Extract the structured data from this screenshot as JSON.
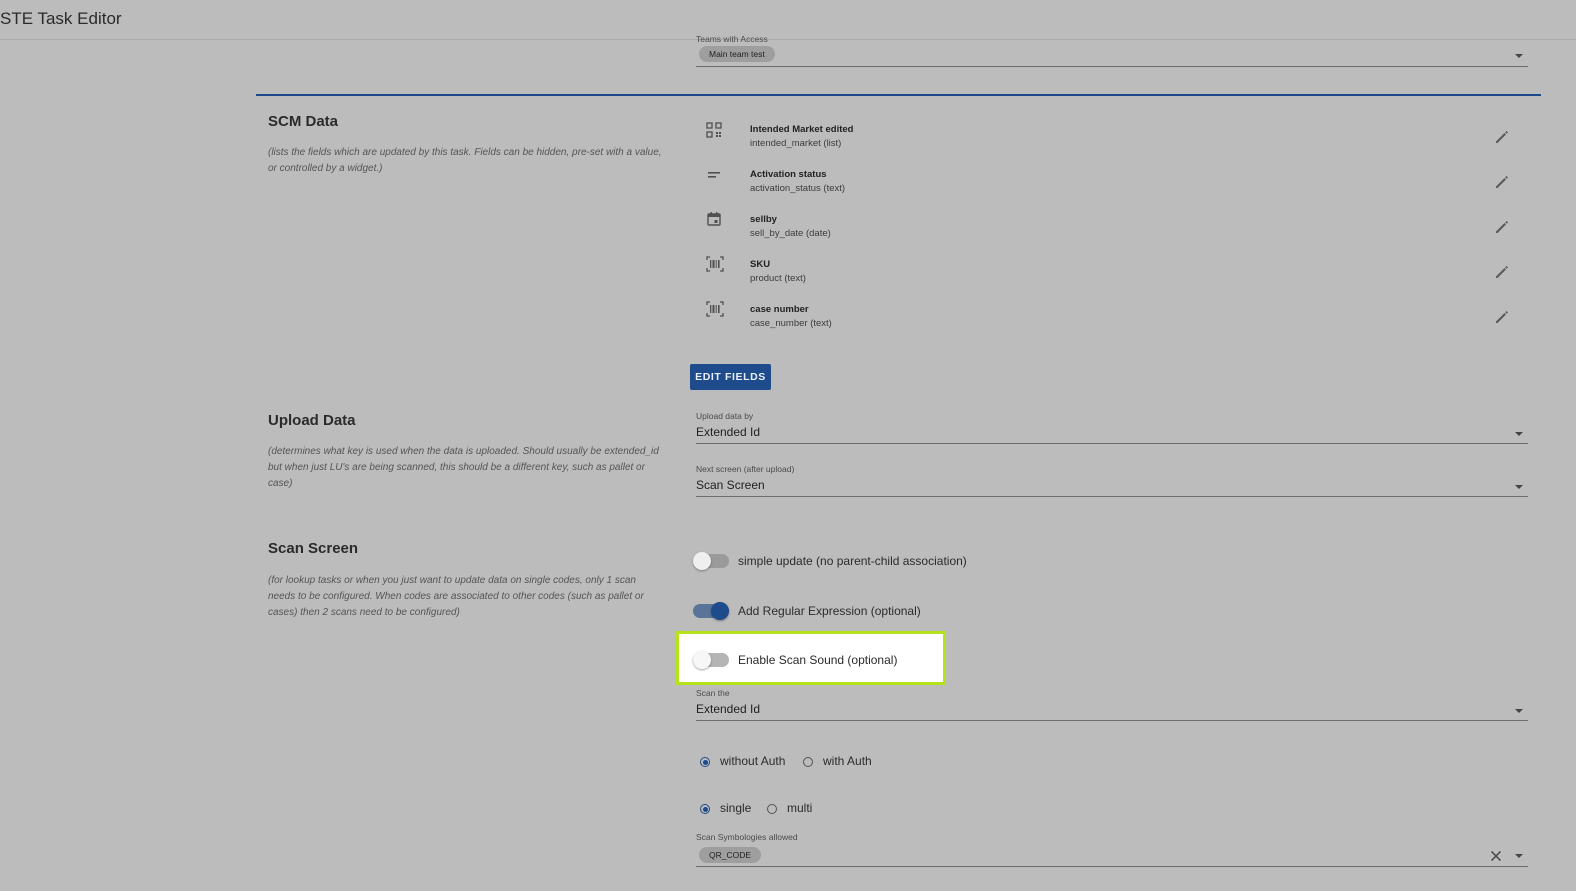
{
  "app": {
    "title": "STE Task Editor"
  },
  "teams": {
    "label": "Teams with Access",
    "chip": "Main team test"
  },
  "scm": {
    "title": "SCM Data",
    "description": "(lists the fields which are updated by this task. Fields can be hidden, pre-set with a value, or controlled by a widget.)",
    "fields": [
      {
        "title": "Intended Market edited",
        "sub": "intended_market (list)",
        "icon": "qr-code-icon"
      },
      {
        "title": "Activation status",
        "sub": "activation_status (text)",
        "icon": "short-text-icon"
      },
      {
        "title": "sellby",
        "sub": "sell_by_date (date)",
        "icon": "calendar-icon"
      },
      {
        "title": "SKU",
        "sub": "product (text)",
        "icon": "barcode-scan-icon"
      },
      {
        "title": "case number",
        "sub": "case_number (text)",
        "icon": "barcode-scan-icon"
      }
    ],
    "edit_button": "EDIT FIELDS"
  },
  "upload": {
    "title": "Upload Data",
    "description": "(determines what key is used when the data is uploaded. Should usually be extended_id but when just LU's are being scanned, this should be a different key, such as pallet or case)",
    "upload_by_label": "Upload data by",
    "upload_by_value": "Extended Id",
    "next_screen_label": "Next screen (after upload)",
    "next_screen_value": "Scan Screen"
  },
  "scan": {
    "title": "Scan Screen",
    "description": "(for lookup tasks or when you just want to update data on single codes, only 1 scan needs to be configured. When codes are associated to other codes (such as pallet or cases) then 2 scans need to be configured)",
    "toggles": [
      {
        "label": "simple update (no parent-child association)",
        "on": false
      },
      {
        "label": "Add Regular Expression (optional)",
        "on": true
      },
      {
        "label": "Enable Scan Sound (optional)",
        "on": false
      }
    ],
    "scan_the_label": "Scan the",
    "scan_the_value": "Extended Id",
    "auth_options": [
      "without Auth",
      "with Auth"
    ],
    "auth_selected": "without Auth",
    "mode_options": [
      "single",
      "multi"
    ],
    "mode_selected": "single",
    "symbologies_label": "Scan Symbologies allowed",
    "symbologies_chip": "QR_CODE"
  },
  "colors": {
    "accent": "#1d4b8b",
    "highlight_border": "#b5e21b",
    "background": "#bcbcbc"
  }
}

* [WORK TO BE COMPLETED] For each line of the entries that includes "icon", show that line.

* [COMPLETED EXERCISE]
        "icon": "qr-code-icon"
        "icon": "short-text-icon"
        "icon": "calendar-icon"
        "icon": "barcode-scan-icon"
        "icon": "barcode-scan-icon"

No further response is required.